■ YOUR OBJECTIVE:
Copy out every line exactly as given.
##### PROVIDED INFORMATION
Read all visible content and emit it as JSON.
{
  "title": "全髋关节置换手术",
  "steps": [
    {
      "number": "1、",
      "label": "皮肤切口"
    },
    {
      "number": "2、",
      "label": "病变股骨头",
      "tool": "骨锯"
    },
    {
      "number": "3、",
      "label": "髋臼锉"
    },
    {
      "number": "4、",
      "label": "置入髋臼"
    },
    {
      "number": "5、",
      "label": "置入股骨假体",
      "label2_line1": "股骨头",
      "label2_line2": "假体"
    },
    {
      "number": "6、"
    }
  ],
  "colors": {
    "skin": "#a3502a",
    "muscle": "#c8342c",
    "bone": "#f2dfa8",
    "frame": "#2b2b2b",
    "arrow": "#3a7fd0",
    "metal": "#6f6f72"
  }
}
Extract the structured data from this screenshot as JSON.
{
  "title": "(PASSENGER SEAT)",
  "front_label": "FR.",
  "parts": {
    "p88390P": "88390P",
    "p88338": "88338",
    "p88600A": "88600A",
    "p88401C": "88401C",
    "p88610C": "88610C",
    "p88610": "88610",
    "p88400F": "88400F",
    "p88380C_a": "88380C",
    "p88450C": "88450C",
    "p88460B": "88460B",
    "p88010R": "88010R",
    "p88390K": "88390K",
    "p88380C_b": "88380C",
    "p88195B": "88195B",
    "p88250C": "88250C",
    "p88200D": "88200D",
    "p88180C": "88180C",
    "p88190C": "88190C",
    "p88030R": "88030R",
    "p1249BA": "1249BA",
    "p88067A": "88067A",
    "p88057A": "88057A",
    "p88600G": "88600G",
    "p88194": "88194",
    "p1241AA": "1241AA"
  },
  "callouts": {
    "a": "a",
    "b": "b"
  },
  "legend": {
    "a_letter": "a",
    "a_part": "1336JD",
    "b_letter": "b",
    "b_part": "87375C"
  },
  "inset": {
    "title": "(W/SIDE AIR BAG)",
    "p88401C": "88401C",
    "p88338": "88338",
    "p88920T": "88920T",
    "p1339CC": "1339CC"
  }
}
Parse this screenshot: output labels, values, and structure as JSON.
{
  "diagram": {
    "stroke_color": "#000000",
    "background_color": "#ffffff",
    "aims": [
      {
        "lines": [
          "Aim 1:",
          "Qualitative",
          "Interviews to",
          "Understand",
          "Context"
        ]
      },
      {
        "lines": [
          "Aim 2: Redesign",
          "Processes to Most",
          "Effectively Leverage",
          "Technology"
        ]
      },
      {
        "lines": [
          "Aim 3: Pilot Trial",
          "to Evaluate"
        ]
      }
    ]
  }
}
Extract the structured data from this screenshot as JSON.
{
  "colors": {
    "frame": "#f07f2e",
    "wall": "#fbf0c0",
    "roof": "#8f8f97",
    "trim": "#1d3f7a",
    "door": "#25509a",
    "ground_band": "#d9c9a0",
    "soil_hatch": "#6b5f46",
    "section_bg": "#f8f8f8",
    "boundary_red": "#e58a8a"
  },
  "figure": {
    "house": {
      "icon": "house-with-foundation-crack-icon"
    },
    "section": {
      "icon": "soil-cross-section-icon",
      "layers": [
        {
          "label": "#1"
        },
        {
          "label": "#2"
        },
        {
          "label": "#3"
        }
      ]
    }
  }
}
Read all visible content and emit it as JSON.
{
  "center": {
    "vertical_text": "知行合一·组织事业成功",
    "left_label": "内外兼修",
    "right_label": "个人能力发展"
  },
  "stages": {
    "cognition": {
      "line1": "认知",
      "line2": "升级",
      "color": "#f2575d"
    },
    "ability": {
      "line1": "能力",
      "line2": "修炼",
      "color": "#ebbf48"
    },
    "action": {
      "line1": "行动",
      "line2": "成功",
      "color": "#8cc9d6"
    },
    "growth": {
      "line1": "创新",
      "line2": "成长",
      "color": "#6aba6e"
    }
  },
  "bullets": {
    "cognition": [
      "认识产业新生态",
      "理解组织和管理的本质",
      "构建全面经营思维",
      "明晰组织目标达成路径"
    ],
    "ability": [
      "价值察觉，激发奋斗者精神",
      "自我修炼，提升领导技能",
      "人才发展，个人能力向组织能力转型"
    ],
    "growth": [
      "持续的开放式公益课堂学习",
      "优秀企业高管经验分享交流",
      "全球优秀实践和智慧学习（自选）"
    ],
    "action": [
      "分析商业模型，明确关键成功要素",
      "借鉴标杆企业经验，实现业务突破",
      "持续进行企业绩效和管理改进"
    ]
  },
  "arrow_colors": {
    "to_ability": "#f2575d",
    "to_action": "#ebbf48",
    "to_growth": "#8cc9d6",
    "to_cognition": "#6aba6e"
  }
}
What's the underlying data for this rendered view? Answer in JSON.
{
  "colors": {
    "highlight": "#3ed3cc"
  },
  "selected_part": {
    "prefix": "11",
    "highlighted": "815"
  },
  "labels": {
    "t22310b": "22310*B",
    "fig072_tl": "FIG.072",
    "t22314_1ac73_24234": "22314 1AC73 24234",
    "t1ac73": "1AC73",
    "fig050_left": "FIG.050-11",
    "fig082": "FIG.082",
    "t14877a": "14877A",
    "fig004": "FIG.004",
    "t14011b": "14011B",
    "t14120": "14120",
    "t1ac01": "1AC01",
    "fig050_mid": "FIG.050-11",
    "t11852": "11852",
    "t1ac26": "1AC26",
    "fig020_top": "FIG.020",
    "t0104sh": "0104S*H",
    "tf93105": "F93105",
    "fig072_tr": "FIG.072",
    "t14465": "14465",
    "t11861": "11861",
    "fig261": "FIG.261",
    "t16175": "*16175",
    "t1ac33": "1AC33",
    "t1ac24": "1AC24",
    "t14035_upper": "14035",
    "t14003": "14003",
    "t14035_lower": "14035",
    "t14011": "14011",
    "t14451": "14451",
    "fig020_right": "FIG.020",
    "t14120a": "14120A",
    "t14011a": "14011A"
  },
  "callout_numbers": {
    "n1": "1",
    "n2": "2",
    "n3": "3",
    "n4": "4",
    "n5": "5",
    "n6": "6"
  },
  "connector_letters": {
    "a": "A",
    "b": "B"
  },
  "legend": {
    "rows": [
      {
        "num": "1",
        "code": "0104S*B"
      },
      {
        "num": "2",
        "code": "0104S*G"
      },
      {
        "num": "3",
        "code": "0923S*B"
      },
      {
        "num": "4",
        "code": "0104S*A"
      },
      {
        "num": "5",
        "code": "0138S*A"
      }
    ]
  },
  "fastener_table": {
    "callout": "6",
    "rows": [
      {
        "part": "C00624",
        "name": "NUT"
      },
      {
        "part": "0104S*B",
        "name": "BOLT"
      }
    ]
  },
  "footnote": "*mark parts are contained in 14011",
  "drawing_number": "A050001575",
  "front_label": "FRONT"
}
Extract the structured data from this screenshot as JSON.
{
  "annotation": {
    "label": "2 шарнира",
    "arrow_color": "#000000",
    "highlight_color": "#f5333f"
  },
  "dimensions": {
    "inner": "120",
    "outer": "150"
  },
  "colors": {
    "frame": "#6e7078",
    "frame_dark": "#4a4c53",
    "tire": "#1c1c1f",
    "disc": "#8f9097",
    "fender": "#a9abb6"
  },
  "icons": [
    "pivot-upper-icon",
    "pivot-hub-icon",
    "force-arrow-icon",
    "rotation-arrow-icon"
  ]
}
##########
■ RESULT BELOW:
Read all visible content and emit it as JSON.
{
  "title": "全髋关节置换手术",
  "steps": [
    {
      "number": "1、",
      "label": "皮肤切口"
    },
    {
      "number": "2、",
      "label": "病变股骨头",
      "tool": "骨锯"
    },
    {
      "number": "3、",
      "label": "髋臼锉"
    },
    {
      "number": "4、",
      "label": "置入髋臼"
    },
    {
      "number": "5、",
      "label": "置入股骨假体",
      "label2_line1": "股骨头",
      "label2_line2": "假体"
    },
    {
      "number": "6、"
    }
  ],
  "colors": {
    "skin": "#a3502a",
    "muscle": "#c8342c",
    "bone": "#f2dfa8",
    "frame": "#2b2b2b",
    "arrow": "#3a7fd0",
    "metal": "#6f6f72"
  }
}
Extract the structured data from this screenshot as JSON.
{
  "title": "(PASSENGER SEAT)",
  "front_label": "FR.",
  "parts": {
    "p88390P": "88390P",
    "p88338": "88338",
    "p88600A": "88600A",
    "p88401C": "88401C",
    "p88610C": "88610C",
    "p88610": "88610",
    "p88400F": "88400F",
    "p88380C_a": "88380C",
    "p88450C": "88450C",
    "p88460B": "88460B",
    "p88010R": "88010R",
    "p88390K": "88390K",
    "p88380C_b": "88380C",
    "p88195B": "88195B",
    "p88250C": "88250C",
    "p88200D": "88200D",
    "p88180C": "88180C",
    "p88190C": "88190C",
    "p88030R": "88030R",
    "p1249BA": "1249BA",
    "p88067A": "88067A",
    "p88057A": "88057A",
    "p88600G": "88600G",
    "p88194": "88194",
    "p1241AA": "1241AA"
  },
  "callouts": {
    "a": "a",
    "b": "b"
  },
  "legend": {
    "a_letter": "a",
    "a_part": "1336JD",
    "b_letter": "b",
    "b_part": "87375C"
  },
  "inset": {
    "title": "(W/SIDE AIR BAG)",
    "p88401C": "88401C",
    "p88338": "88338",
    "p88920T": "88920T",
    "p1339CC": "1339CC"
  }
}
Parse this screenshot: output labels, values, and structure as JSON.
{
  "diagram": {
    "stroke_color": "#000000",
    "background_color": "#ffffff",
    "aims": [
      {
        "lines": [
          "Aim 1:",
          "Qualitative",
          "Interviews to",
          "Understand",
          "Context"
        ]
      },
      {
        "lines": [
          "Aim 2: Redesign",
          "Processes to Most",
          "Effectively Leverage",
          "Technology"
        ]
      },
      {
        "lines": [
          "Aim 3: Pilot Trial",
          "to Evaluate"
        ]
      }
    ]
  }
}
Extract the structured data from this screenshot as JSON.
{
  "colors": {
    "frame": "#f07f2e",
    "wall": "#fbf0c0",
    "roof": "#8f8f97",
    "trim": "#1d3f7a",
    "door": "#25509a",
    "ground_band": "#d9c9a0",
    "soil_hatch": "#6b5f46",
    "section_bg": "#f8f8f8",
    "boundary_red": "#e58a8a"
  },
  "figure": {
    "house": {
      "icon": "house-with-foundation-crack-icon"
    },
    "section": {
      "icon": "soil-cross-section-icon",
      "layers": [
        {
          "label": "#1"
        },
        {
          "label": "#2"
        },
        {
          "label": "#3"
        }
      ]
    }
  }
}
Read all visible content and emit it as JSON.
{
  "center": {
    "vertical_text": "知行合一·组织事业成功",
    "left_label": "内外兼修",
    "right_label": "个人能力发展"
  },
  "stages": {
    "cognition": {
      "line1": "认知",
      "line2": "升级",
      "color": "#f2575d"
    },
    "ability": {
      "line1": "能力",
      "line2": "修炼",
      "color": "#ebbf48"
    },
    "action": {
      "line1": "行动",
      "line2": "成功",
      "color": "#8cc9d6"
    },
    "growth": {
      "line1": "创新",
      "line2": "成长",
      "color": "#6aba6e"
    }
  },
  "bullets": {
    "cognition": [
      "认识产业新生态",
      "理解组织和管理的本质",
      "构建全面经营思维",
      "明晰组织目标达成路径"
    ],
    "ability": [
      "价值察觉，激发奋斗者精神",
      "自我修炼，提升领导技能",
      "人才发展，个人能力向组织能力转型"
    ],
    "growth": [
      "持续的开放式公益课堂学习",
      "优秀企业高管经验分享交流",
      "全球优秀实践和智慧学习（自选）"
    ],
    "action": [
      "分析商业模型，明确关键成功要素",
      "借鉴标杆企业经验，实现业务突破",
      "持续进行企业绩效和管理改进"
    ]
  },
  "arrow_colors": {
    "to_ability": "#f2575d",
    "to_action": "#ebbf48",
    "to_growth": "#8cc9d6",
    "to_cognition": "#6aba6e"
  }
}
What's the underlying data for this rendered view? Answer in JSON.
{
  "colors": {
    "highlight": "#3ed3cc"
  },
  "selected_part": {
    "prefix": "11",
    "highlighted": "815"
  },
  "labels": {
    "t22310b": "22310*B",
    "fig072_tl": "FIG.072",
    "t22314_1ac73_24234": "22314 1AC73 24234",
    "t1ac73": "1AC73",
    "fig050_left": "FIG.050-11",
    "fig082": "FIG.082",
    "t14877a": "14877A",
    "fig004": "FIG.004",
    "t14011b": "14011B",
    "t14120": "14120",
    "t1ac01": "1AC01",
    "fig050_mid": "FIG.050-11",
    "t11852": "11852",
    "t1ac26": "1AC26",
    "fig020_top": "FIG.020",
    "t0104sh": "0104S*H",
    "tf93105": "F93105",
    "fig072_tr": "FIG.072",
    "t14465": "14465",
    "t11861": "11861",
    "fig261": "FIG.261",
    "t16175": "*16175",
    "t1ac33": "1AC33",
    "t1ac24": "1AC24",
    "t14035_upper": "14035",
    "t14003": "14003",
    "t14035_lower": "14035",
    "t14011": "14011",
    "t14451": "14451",
    "fig020_right": "FIG.020",
    "t14120a": "14120A",
    "t14011a": "14011A"
  },
  "callout_numbers": {
    "n1": "1",
    "n2": "2",
    "n3": "3",
    "n4": "4",
    "n5": "5",
    "n6": "6"
  },
  "connector_letters": {
    "a": "A",
    "b": "B"
  },
  "legend": {
    "rows": [
      {
        "num": "1",
        "code": "0104S*B"
      },
      {
        "num": "2",
        "code": "0104S*G"
      },
      {
        "num": "3",
        "code": "0923S*B"
      },
      {
        "num": "4",
        "code": "0104S*A"
      },
      {
        "num": "5",
        "code": "0138S*A"
      }
    ]
  },
  "fastener_table": {
    "callout": "6",
    "rows": [
      {
        "part": "C00624",
        "name": "NUT"
      },
      {
        "part": "0104S*B",
        "name": "BOLT"
      }
    ]
  },
  "footnote": "*mark parts are contained in 14011",
  "drawing_number": "A050001575",
  "front_label": "FRONT"
}
Extract the structured data from this screenshot as JSON.
{
  "annotation": {
    "label": "2 шарнира",
    "arrow_color": "#000000",
    "highlight_color": "#f5333f"
  },
  "dimensions": {
    "inner": "120",
    "outer": "150"
  },
  "colors": {
    "frame": "#6e7078",
    "frame_dark": "#4a4c53",
    "tire": "#1c1c1f",
    "disc": "#8f9097",
    "fender": "#a9abb6"
  },
  "icons": [
    "pivot-upper-icon",
    "pivot-hub-icon",
    "force-arrow-icon",
    "rotation-arrow-icon"
  ]
}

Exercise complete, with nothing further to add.